▸ **Source excerpt**:
══════════════════════════════

Ahmed Makarfi and Ali Modu Sheriff battled each other for the soul of the once governing party and shattered the party as they went along.
By the time the Supreme Court declared Makarfi the authentic caretaker chairman of the PDP in July of 2017, most party faithful had fled to pastures new.
It would seem that the PDP, not used to being in the opposition, didn’t know what to do post 2015; didn’t know how to handle a defeat.
For a party that had controlled the center for 16 years, the PDP found itself in unfamiliar territory and in a complete mess after 2015.
Joke of an opposition
It is little wonder that as an opposition party, the PDP has offered little. A serious opposition political platform would have been marshalling its counter arguments and sweeping the public space with meatier alternative policies to prove why voters should hedge bet with it next time around.
A serious opposition party should have been wooing first time voters and courting millennials.
In serious countries--in the wake of a defeat--the opposition party immediately sets up a shadow cabinet while taking apart the policy proposals of the governing party. For context, it took the PDP three years post general election defeat, to put together an elective convention.
It is little wonder that the APC and President Buhari are super confident heading into the 2019 election season. All they need do now is show up.
With just a year before Nigerians head to the polls to choose new governors, lawmakers and a president, there’s no candidate from the PDP with instant name recognition and clout to rattle the governing party and its potential presidential candidate--Buhari.
The PDP has got a lot of things wrong since Nigeria’s return to democratic rule in 1999; not least the pillaging of the national treasury with the appetite of a ravenous beast. However, it is the failure of the party to forge a formidable and credible frontahead of the 2019 general elections, that should count as its most unforgivable sin yet.

══════════════════════════════

▸ **Listed records**:
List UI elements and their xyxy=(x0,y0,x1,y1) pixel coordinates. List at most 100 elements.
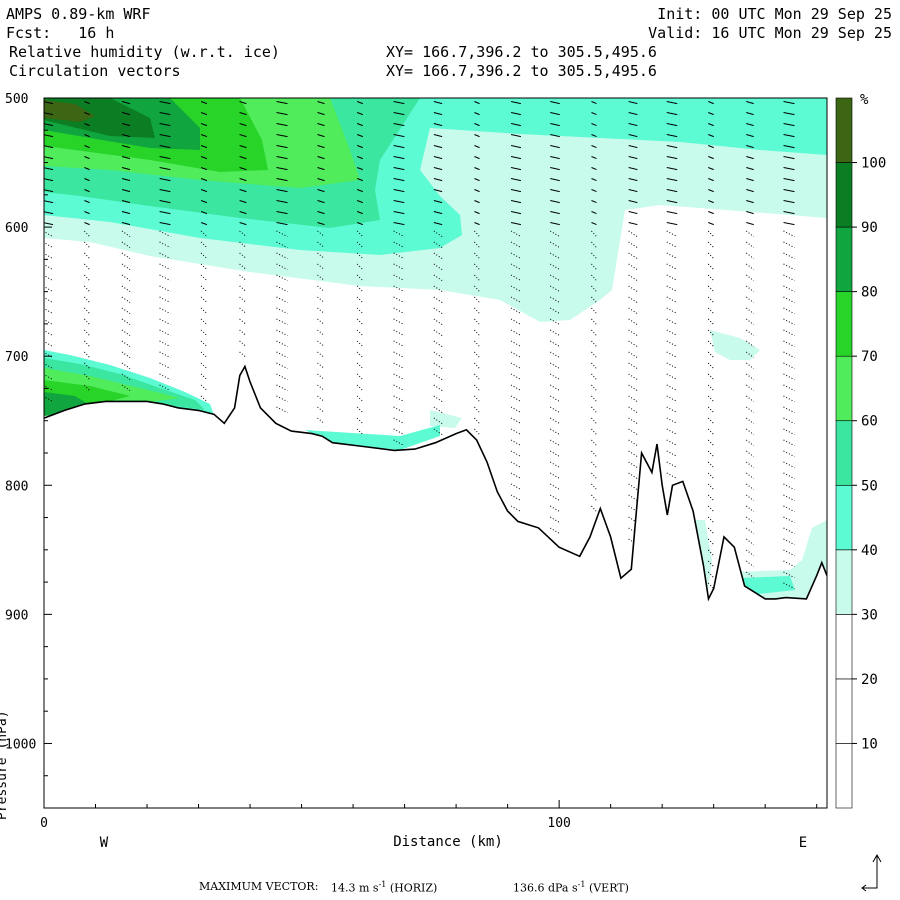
vector-arrow xyxy=(200,373,208,380)
vector-arrow xyxy=(549,450,561,458)
vector-arrow xyxy=(783,417,795,425)
colorbar-label: 60 xyxy=(861,414,878,430)
vector-arrow xyxy=(276,252,288,260)
vector-arrow xyxy=(745,494,755,501)
vector-arrow xyxy=(200,167,208,171)
vector-arrow xyxy=(239,156,247,160)
vector-arrow xyxy=(707,296,715,303)
vector-arrow xyxy=(745,252,755,259)
vector-arrow xyxy=(433,134,443,138)
vector-arrow xyxy=(510,134,522,138)
vector-arrow xyxy=(159,384,171,392)
vector-arrow xyxy=(591,340,597,347)
vector-arrow xyxy=(239,318,247,325)
vector-arrow xyxy=(591,428,597,435)
vector-arrow xyxy=(84,307,90,314)
vector-arrow xyxy=(159,222,171,226)
vector-arrow xyxy=(393,362,405,370)
vector-arrow xyxy=(474,406,480,413)
vector-arrow xyxy=(550,189,560,193)
vector-arrow xyxy=(317,200,325,204)
vector-arrow xyxy=(433,307,443,315)
max-vector-horiz-exp: -1 xyxy=(378,880,387,889)
vector-arrow xyxy=(666,156,678,160)
vector-arrow xyxy=(628,406,638,414)
vector-arrow xyxy=(317,362,325,369)
vector-arrow xyxy=(510,178,522,182)
vector-arrow xyxy=(550,211,560,215)
vector-arrow xyxy=(84,384,90,391)
vector-arrow xyxy=(628,167,638,171)
vector-arrow xyxy=(84,373,90,380)
vector-arrow xyxy=(666,450,678,458)
vector-arrow xyxy=(666,241,678,249)
vector-arrow xyxy=(433,296,443,304)
vector-arrow xyxy=(121,318,131,326)
vector-arrow xyxy=(549,406,561,414)
vector-arrow xyxy=(707,340,715,347)
vector-arrow xyxy=(783,230,795,238)
vector-arrow xyxy=(356,307,364,314)
vector-arrow xyxy=(276,230,288,238)
vector-arrow xyxy=(666,101,678,105)
vector-arrow xyxy=(239,274,247,281)
vector-arrow xyxy=(393,307,405,315)
vector-arrow xyxy=(433,145,443,149)
vector-arrow xyxy=(474,274,480,281)
vector-arrow xyxy=(549,439,561,447)
colorbar-swatch xyxy=(835,678,853,744)
vector-arrow xyxy=(433,222,443,226)
vector-arrow xyxy=(783,516,795,524)
forecast-hour: Fcst: 16 h xyxy=(6,24,115,42)
vector-arrow xyxy=(200,230,208,237)
max-vector-horiz-tag: (HORIZ) xyxy=(389,881,438,895)
vector-arrow xyxy=(783,263,795,271)
vector-arrow xyxy=(549,384,561,392)
vector-arrow xyxy=(666,384,678,392)
colorbar-swatch xyxy=(835,549,853,615)
vector-arrow xyxy=(44,285,54,293)
vector-arrow xyxy=(239,134,247,138)
vector-arrow xyxy=(317,340,325,347)
vector-arrow xyxy=(666,417,678,425)
vector-arrow xyxy=(707,351,715,358)
vector-arrow xyxy=(433,318,443,326)
vector-arrow xyxy=(510,123,522,127)
vector-arrow xyxy=(239,222,247,226)
vector-arrow xyxy=(433,156,443,160)
vector-arrow xyxy=(159,211,171,215)
vector-arrow xyxy=(707,549,715,556)
vector-arrow xyxy=(628,112,638,116)
vector-arrow xyxy=(707,483,715,490)
vector-arrow xyxy=(628,252,638,260)
vector-arrow xyxy=(628,178,638,182)
vector-arrow xyxy=(433,200,443,204)
vector-arrow xyxy=(746,189,754,193)
vector-arrow xyxy=(707,329,715,336)
vector-arrow xyxy=(317,134,325,138)
vector-arrow xyxy=(356,145,364,149)
vector-arrow xyxy=(159,156,171,160)
vector-arrow xyxy=(84,263,90,270)
vector-arrow xyxy=(356,263,364,270)
vector-arrow xyxy=(510,230,522,238)
vector-arrow xyxy=(474,373,480,380)
vector-arrow xyxy=(783,156,795,160)
vector-arrow xyxy=(707,582,715,589)
vector-arrow xyxy=(707,428,715,435)
vector-arrow xyxy=(84,296,90,303)
vector-arrow xyxy=(276,274,288,282)
vector-arrow xyxy=(317,406,325,413)
vector-arrow xyxy=(510,439,522,447)
vector-arrow xyxy=(44,101,54,105)
vector-arrow xyxy=(356,406,364,413)
vector-arrow xyxy=(510,461,522,469)
vector-arrow xyxy=(474,112,480,116)
vector-arrow xyxy=(783,373,795,381)
vector-arrow xyxy=(746,167,754,171)
vector-arrow xyxy=(84,252,90,259)
vector-arrow xyxy=(474,222,480,226)
vector-arrow xyxy=(276,395,288,403)
vector-arrow xyxy=(356,351,364,358)
vector-arrow xyxy=(121,274,131,282)
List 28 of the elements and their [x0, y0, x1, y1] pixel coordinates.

══════════════════════════════

▸ **Problem description**:
Rewrite the passage on the PDP between "By the time" and "to pastures new.", inclusive, using "party loyalists" in place of "party faithful". The records play no part in this work.

▸ **Finished answer**:
By the time the Supreme Court declared Makarfi the authentic caretaker chairman of the PDP in July of 2017, most party loyalists had fled to pastures new.